- _WHAT YOU WILL DO_:
Your answer should repeat every line of the records below in which the word "Abundance" appears.

- _Structured page parsing data_:
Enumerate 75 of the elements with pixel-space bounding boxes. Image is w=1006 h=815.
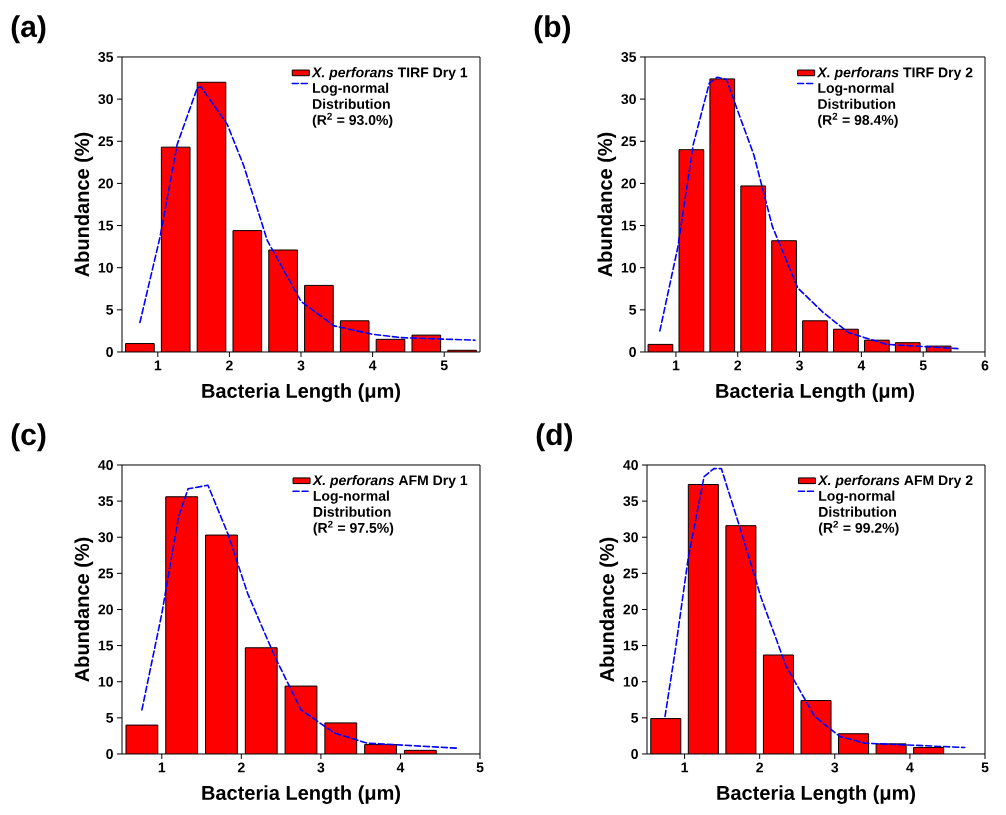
text: (a)	[11, 15, 46, 44]
y-tick-label: 25	[621, 136, 637, 147]
y-axis-title: Abundance (%)	[599, 537, 619, 682]
y-tick-label: 30	[98, 94, 113, 105]
x-tick-label: 2	[237, 762, 245, 773]
x-axis-title: Bacteria Length (μm)	[717, 785, 916, 804]
text: (d)	[536, 423, 573, 452]
x-tick-label: 3	[831, 762, 839, 773]
y-tick-label: 15	[623, 640, 639, 651]
x-tick-label: 3	[297, 360, 305, 371]
y-tick-label: 10	[621, 262, 636, 273]
x-tick-label: 5	[981, 762, 989, 773]
y-tick-label: 40	[623, 460, 638, 470]
y-tick-label: 0	[106, 749, 113, 759]
y-tick-label: 25	[623, 568, 639, 579]
text: (b)	[534, 15, 571, 44]
x-tick-label: 2	[226, 360, 233, 371]
y-tick-label: 25	[98, 568, 114, 579]
x-tick-label: 4	[368, 360, 377, 371]
x-tick-label: 2	[734, 360, 742, 371]
y-tick-label: 25	[98, 136, 114, 147]
y-tick-label: 20	[98, 178, 113, 189]
y-tick-label: 35	[621, 52, 637, 62]
legend-label: Log-normal Distribution (R$^{2}$ = 93.0%)	[312, 82, 393, 128]
y-axis-title: Abundance (%)	[74, 132, 94, 277]
y-tick-label: 30	[621, 94, 636, 105]
x-tick-label: 4	[906, 762, 914, 773]
x-tick-label: 5	[919, 360, 927, 371]
y-tick-label: 40	[98, 460, 113, 470]
legend-label: X. perforans TIRF Dry 1	[311, 67, 468, 81]
y-tick-label: 35	[623, 496, 639, 507]
y-tick-label: 15	[98, 220, 114, 231]
x-tick-label: 1	[154, 360, 162, 371]
x-axis-title: Bacteria Length (μm)	[202, 785, 401, 804]
x-tick-label: 5	[476, 762, 484, 773]
y-tick-label: 0	[629, 347, 636, 357]
legend-label: Log-normal Distribution (R$^{2}$ = 99.2%)	[818, 490, 899, 536]
y-tick-label: 20	[98, 604, 113, 615]
y-axis-title: Abundance (%)	[74, 537, 94, 682]
x-tick-label: 1	[681, 762, 689, 773]
y-tick-label: 5	[629, 304, 637, 315]
y-tick-label: 35	[98, 496, 114, 507]
y-tick-label: 10	[98, 676, 113, 687]
y-tick-label: 30	[98, 532, 113, 543]
x-tick-label: 3	[795, 360, 803, 371]
x-tick-label: 3	[317, 762, 325, 773]
y-tick-label: 5	[631, 712, 639, 723]
y-tick-label: 15	[98, 640, 114, 651]
x-axis-title: Bacteria Length (μm)	[716, 383, 915, 402]
y-tick-label: 20	[621, 178, 636, 189]
x-tick-label: 1	[672, 360, 680, 371]
x-tick-label: 4	[857, 360, 866, 371]
legend-label: X. perforans AFM Dry 2	[817, 474, 973, 488]
y-tick-label: 35	[98, 52, 114, 62]
x-tick-label: 2	[756, 762, 763, 773]
text: (c)	[11, 423, 46, 452]
x-axis-title: Bacteria Length (μm)	[202, 383, 401, 402]
legend-label: Log-normal Distribution (R$^{2}$ = 97.5%)	[313, 490, 394, 536]
legend-label: X. perforans TIRF Dry 2	[816, 67, 973, 81]
x-tick-label: 4	[396, 762, 405, 773]
legend-label: X. perforans AFM Dry 1	[312, 474, 468, 488]
y-tick-label: 0	[631, 749, 638, 759]
y-tick-label: 20	[623, 604, 638, 615]
x-tick-label: 5	[440, 360, 448, 371]
y-axis-title: Abundance (%)	[597, 132, 617, 277]
legend-label: Log-normal Distribution (R$^{2}$ = 98.4%)	[818, 82, 898, 128]
y-tick-label: 5	[106, 304, 114, 315]
y-tick-label: 0	[106, 347, 113, 357]
x-tick-label: 6	[981, 360, 989, 371]
y-tick-label: 5	[106, 712, 114, 723]
y-tick-label: 10	[623, 676, 638, 687]
y-tick-label: 30	[623, 532, 638, 543]
y-tick-label: 15	[621, 220, 637, 231]
y-tick-label: 10	[98, 262, 113, 273]
x-tick-label: 1	[158, 762, 166, 773]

- _ANSWER SECTION_:
y-axis-title: Abundance (%)	[599, 537, 619, 682]
y-axis-title: Abundance (%)	[74, 132, 94, 277]
y-axis-title: Abundance (%)	[74, 537, 94, 682]
y-axis-title: Abundance (%)	[597, 132, 617, 277]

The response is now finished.